EXERCISE. Check each line of the listing below for the string "xlabel", and give only how many lines hold it.

-- -- --

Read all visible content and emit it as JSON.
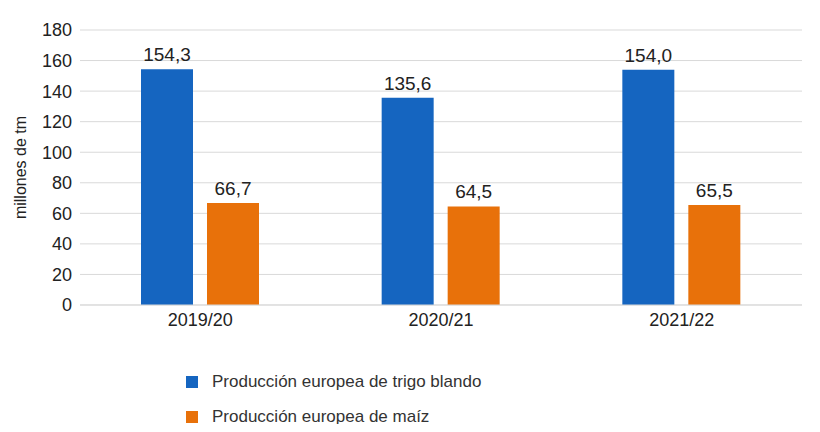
{
  "chart_data": {
    "type": "bar",
    "y_label": "millones de tm",
    "categories": [
      "2019/20",
      "2020/21",
      "2021/22"
    ],
    "series": [
      {
        "name": "Producción europea de trigo blando",
        "color": "#1565c0",
        "values": [
          154.3,
          135.6,
          154.0
        ],
        "value_labels": [
          "154,3",
          "135,6",
          "154,0"
        ]
      },
      {
        "name": "Producción europea de maíz",
        "color": "#e8710a",
        "values": [
          66.7,
          64.5,
          65.5
        ],
        "value_labels": [
          "66,7",
          "64,5",
          "65,5"
        ]
      }
    ],
    "ylim": [
      0,
      180
    ],
    "yticks": [
      0,
      20,
      40,
      60,
      80,
      100,
      120,
      140,
      160,
      180
    ],
    "grid": true,
    "data_labels": true,
    "legend": "bottom"
  }
}
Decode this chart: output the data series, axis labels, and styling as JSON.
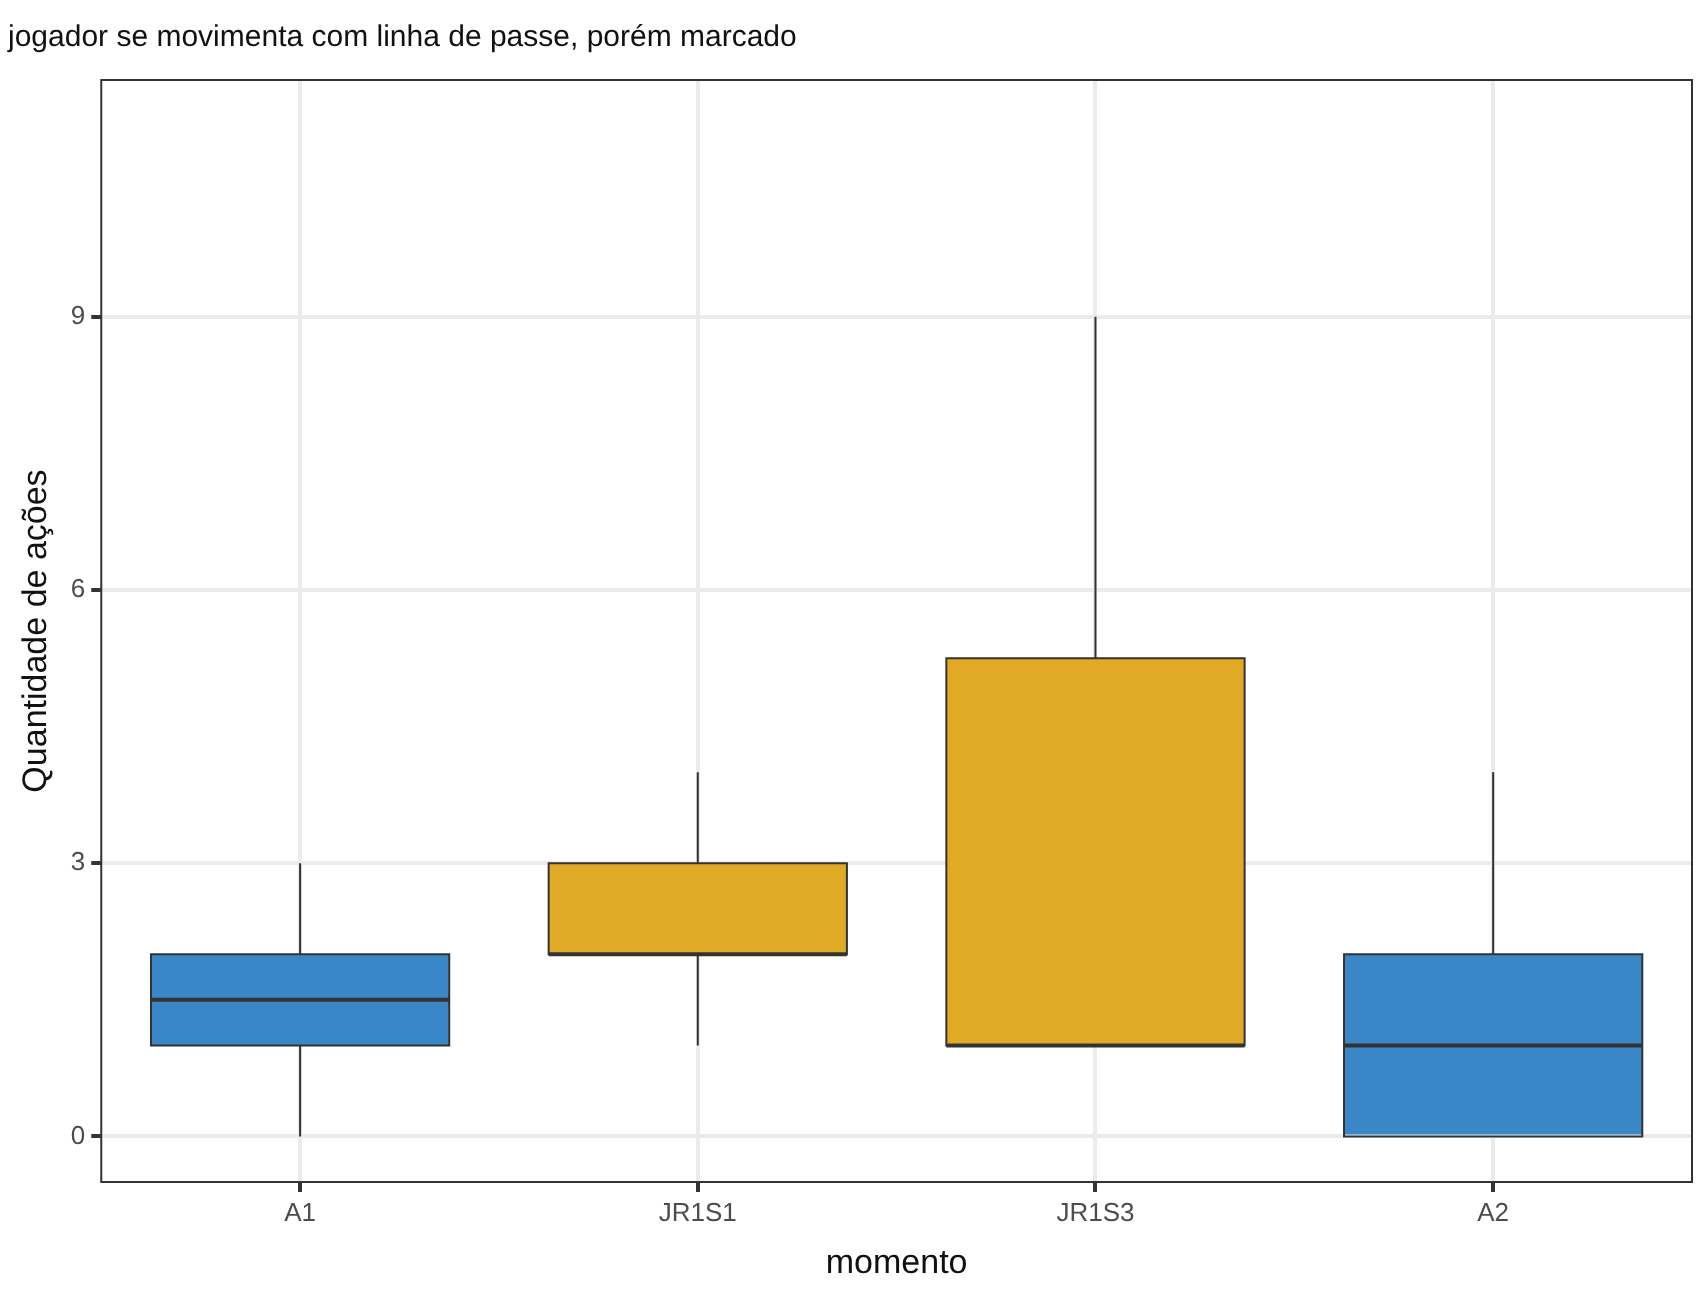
{
  "chart_data": {
    "type": "box",
    "title": "jogador se movimenta com linha de passe, porém marcado",
    "xlabel": "momento",
    "ylabel": "Quantidade de ações",
    "categories": [
      "A1",
      "JR1S1",
      "JR1S3",
      "A2"
    ],
    "colors": [
      "#3a87c8",
      "#e1aa26",
      "#e1aa26",
      "#3a87c8"
    ],
    "boxes": [
      {
        "low": 0,
        "q1": 1,
        "median": 1.5,
        "q3": 2,
        "high": 3
      },
      {
        "low": 1,
        "q1": 2,
        "median": 2,
        "q3": 3,
        "high": 4
      },
      {
        "low": 1,
        "q1": 1,
        "median": 1,
        "q3": 5.25,
        "high": 9
      },
      {
        "low": 0,
        "q1": 0,
        "median": 1,
        "q3": 2,
        "high": 4
      }
    ],
    "ylim": [
      -0.5,
      11.6
    ],
    "yticks": [
      0,
      3,
      6,
      9
    ],
    "grid": true,
    "legend": false
  }
}
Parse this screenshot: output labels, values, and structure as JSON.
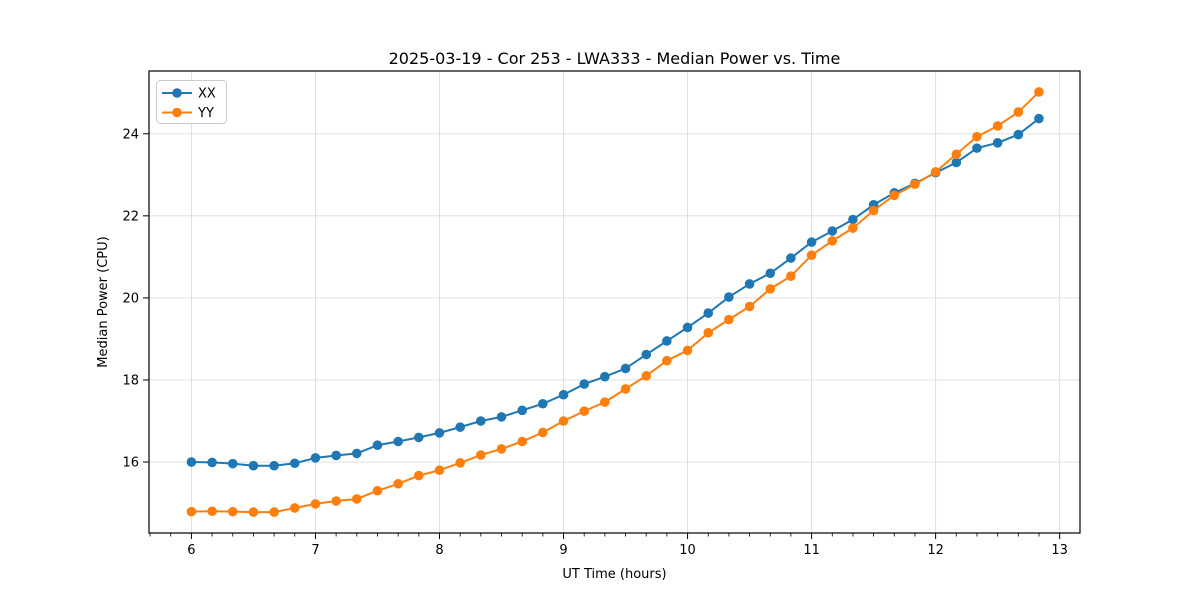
{
  "chart_data": {
    "type": "line",
    "title": "2025-03-19 - Cor 253 - LWA333 - Median Power vs. Time",
    "xlabel": "UT Time (hours)",
    "ylabel": "Median Power (CPU)",
    "xlim": [
      5.658,
      13.164
    ],
    "ylim": [
      14.27,
      25.53
    ],
    "x_ticks": [
      6,
      7,
      8,
      9,
      10,
      11,
      12,
      13
    ],
    "y_ticks": [
      16,
      18,
      20,
      22,
      24
    ],
    "x_minor_subdivisions": 6,
    "grid": true,
    "grid_color": "#dcdcdc",
    "legend_position": "upper-left",
    "x": [
      6,
      6.167,
      6.333,
      6.5,
      6.667,
      6.833,
      7,
      7.167,
      7.333,
      7.5,
      7.667,
      7.833,
      8,
      8.167,
      8.333,
      8.5,
      8.667,
      8.833,
      9,
      9.167,
      9.333,
      9.5,
      9.667,
      9.833,
      10,
      10.167,
      10.333,
      10.5,
      10.667,
      10.833,
      11,
      11.167,
      11.333,
      11.5,
      11.667,
      11.833,
      12,
      12.167,
      12.333,
      12.5,
      12.667,
      12.833
    ],
    "series": [
      {
        "name": "XX",
        "color": "#1f77b4",
        "values": [
          16.0,
          15.99,
          15.96,
          15.91,
          15.91,
          15.97,
          16.1,
          16.16,
          16.21,
          16.41,
          16.5,
          16.6,
          16.71,
          16.85,
          17.0,
          17.1,
          17.26,
          17.42,
          17.64,
          17.9,
          18.08,
          18.28,
          18.62,
          18.95,
          19.28,
          19.63,
          20.02,
          20.34,
          20.6,
          20.97,
          21.36,
          21.63,
          21.91,
          22.27,
          22.56,
          22.79,
          23.05,
          23.3,
          23.65,
          23.78,
          23.98,
          24.37
        ]
      },
      {
        "name": "YY",
        "color": "#ff7f0e",
        "values": [
          14.79,
          14.8,
          14.79,
          14.78,
          14.78,
          14.88,
          14.98,
          15.05,
          15.1,
          15.3,
          15.47,
          15.67,
          15.8,
          15.98,
          16.17,
          16.32,
          16.5,
          16.72,
          17.0,
          17.24,
          17.46,
          17.78,
          18.1,
          18.47,
          18.72,
          19.15,
          19.47,
          19.79,
          20.22,
          20.53,
          21.04,
          21.39,
          21.7,
          22.13,
          22.5,
          22.77,
          23.07,
          23.5,
          23.93,
          24.19,
          24.53,
          25.02
        ]
      }
    ]
  }
}
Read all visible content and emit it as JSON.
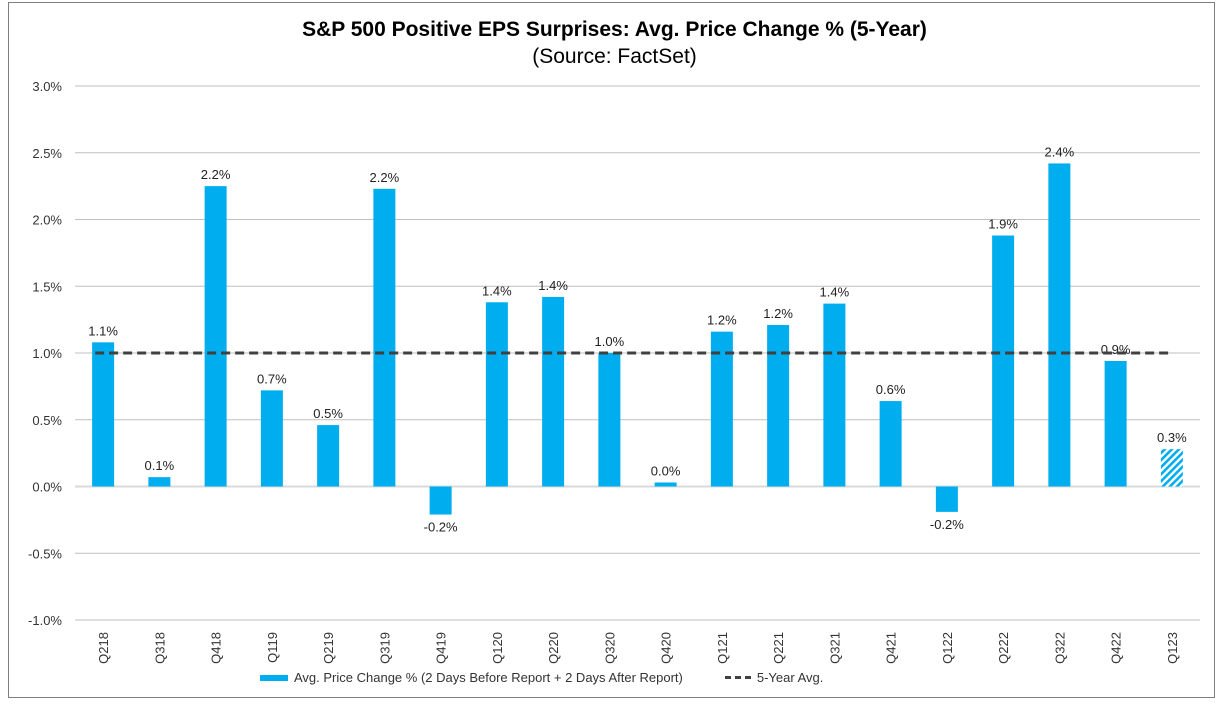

-- -- --

EXERCISE OUTPUT. 2